__Dataset entries__.
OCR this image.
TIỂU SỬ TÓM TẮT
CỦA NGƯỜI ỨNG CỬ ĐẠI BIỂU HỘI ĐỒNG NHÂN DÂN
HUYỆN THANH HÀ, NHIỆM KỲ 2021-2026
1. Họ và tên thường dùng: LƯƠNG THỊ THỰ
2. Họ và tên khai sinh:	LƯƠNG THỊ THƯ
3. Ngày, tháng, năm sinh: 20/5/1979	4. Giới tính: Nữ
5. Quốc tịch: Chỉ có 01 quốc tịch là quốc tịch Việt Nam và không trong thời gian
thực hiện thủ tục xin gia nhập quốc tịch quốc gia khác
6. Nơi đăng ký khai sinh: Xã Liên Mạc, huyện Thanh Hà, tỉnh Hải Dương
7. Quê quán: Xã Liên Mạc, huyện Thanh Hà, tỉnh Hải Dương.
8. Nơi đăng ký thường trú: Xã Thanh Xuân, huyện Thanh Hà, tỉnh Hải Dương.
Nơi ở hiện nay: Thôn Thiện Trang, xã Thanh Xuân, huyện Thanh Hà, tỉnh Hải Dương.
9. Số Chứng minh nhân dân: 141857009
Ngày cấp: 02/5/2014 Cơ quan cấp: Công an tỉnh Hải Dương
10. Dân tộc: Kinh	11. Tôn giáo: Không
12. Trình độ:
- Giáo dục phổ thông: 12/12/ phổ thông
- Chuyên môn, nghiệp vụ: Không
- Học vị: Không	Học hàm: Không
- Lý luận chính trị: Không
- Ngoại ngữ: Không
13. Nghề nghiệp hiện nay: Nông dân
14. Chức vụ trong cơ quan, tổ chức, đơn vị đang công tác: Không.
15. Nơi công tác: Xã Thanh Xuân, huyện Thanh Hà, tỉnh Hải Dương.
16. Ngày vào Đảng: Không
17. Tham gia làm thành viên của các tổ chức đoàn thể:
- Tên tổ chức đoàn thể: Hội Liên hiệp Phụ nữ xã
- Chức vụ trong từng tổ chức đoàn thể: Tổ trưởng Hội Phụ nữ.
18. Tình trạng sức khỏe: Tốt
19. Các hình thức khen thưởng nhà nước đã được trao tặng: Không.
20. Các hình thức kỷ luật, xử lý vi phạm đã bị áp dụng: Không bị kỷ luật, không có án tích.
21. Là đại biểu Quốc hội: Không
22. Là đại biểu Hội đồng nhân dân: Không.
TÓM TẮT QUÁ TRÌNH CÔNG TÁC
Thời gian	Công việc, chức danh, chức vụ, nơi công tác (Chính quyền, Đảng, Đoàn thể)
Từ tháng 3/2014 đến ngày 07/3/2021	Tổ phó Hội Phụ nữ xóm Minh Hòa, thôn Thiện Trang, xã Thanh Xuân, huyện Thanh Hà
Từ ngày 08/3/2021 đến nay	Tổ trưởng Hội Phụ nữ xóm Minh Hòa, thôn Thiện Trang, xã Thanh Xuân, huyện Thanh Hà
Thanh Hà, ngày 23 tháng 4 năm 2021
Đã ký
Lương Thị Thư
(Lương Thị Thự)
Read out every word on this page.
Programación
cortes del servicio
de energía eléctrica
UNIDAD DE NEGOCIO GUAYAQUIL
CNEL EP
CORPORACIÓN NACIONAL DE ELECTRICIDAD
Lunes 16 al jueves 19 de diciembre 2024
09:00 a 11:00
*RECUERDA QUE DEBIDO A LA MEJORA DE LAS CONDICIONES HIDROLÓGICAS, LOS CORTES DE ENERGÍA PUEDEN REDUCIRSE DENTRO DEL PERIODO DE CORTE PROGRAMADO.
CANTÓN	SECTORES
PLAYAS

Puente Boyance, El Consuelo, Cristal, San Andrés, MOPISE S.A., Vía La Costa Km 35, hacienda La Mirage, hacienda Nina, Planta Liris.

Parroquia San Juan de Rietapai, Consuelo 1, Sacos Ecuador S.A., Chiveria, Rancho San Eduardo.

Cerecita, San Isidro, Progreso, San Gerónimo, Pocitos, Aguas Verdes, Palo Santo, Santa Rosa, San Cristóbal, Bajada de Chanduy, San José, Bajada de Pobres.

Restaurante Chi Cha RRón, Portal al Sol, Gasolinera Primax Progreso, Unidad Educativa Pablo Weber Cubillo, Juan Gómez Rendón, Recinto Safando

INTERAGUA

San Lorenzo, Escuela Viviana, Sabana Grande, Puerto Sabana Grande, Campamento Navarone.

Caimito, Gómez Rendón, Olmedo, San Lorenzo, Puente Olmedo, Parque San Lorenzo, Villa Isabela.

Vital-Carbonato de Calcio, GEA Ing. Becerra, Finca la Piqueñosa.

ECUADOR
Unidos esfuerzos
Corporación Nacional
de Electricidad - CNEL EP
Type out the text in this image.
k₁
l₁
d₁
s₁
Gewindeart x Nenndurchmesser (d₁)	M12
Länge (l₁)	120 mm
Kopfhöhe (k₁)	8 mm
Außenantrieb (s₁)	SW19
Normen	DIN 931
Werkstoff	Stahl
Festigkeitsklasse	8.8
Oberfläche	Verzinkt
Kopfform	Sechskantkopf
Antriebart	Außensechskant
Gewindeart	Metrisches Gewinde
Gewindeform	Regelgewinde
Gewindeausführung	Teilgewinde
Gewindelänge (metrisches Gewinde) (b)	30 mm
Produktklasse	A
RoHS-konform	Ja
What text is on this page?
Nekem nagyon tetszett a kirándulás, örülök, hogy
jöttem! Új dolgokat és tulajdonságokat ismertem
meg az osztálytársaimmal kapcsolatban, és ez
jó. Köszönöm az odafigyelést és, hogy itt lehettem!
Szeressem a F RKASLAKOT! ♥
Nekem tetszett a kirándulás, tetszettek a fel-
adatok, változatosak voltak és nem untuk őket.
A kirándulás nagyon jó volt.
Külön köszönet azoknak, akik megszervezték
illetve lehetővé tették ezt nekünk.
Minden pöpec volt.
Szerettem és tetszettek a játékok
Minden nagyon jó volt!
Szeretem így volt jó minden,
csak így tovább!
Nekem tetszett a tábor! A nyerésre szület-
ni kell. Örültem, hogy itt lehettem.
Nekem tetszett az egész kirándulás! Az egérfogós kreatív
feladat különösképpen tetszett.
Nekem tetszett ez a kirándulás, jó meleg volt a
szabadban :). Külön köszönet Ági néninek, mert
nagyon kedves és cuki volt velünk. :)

__Set exercise__.
Identify and list each line with the word "quan".

__Output for this exercise__.
Ngày cấp: 02/5/2014 Cơ quan cấp: Công an tỉnh Hải Dương
14. Chức vụ trong cơ quan, tổ chức, đơn vị đang công tác: Không.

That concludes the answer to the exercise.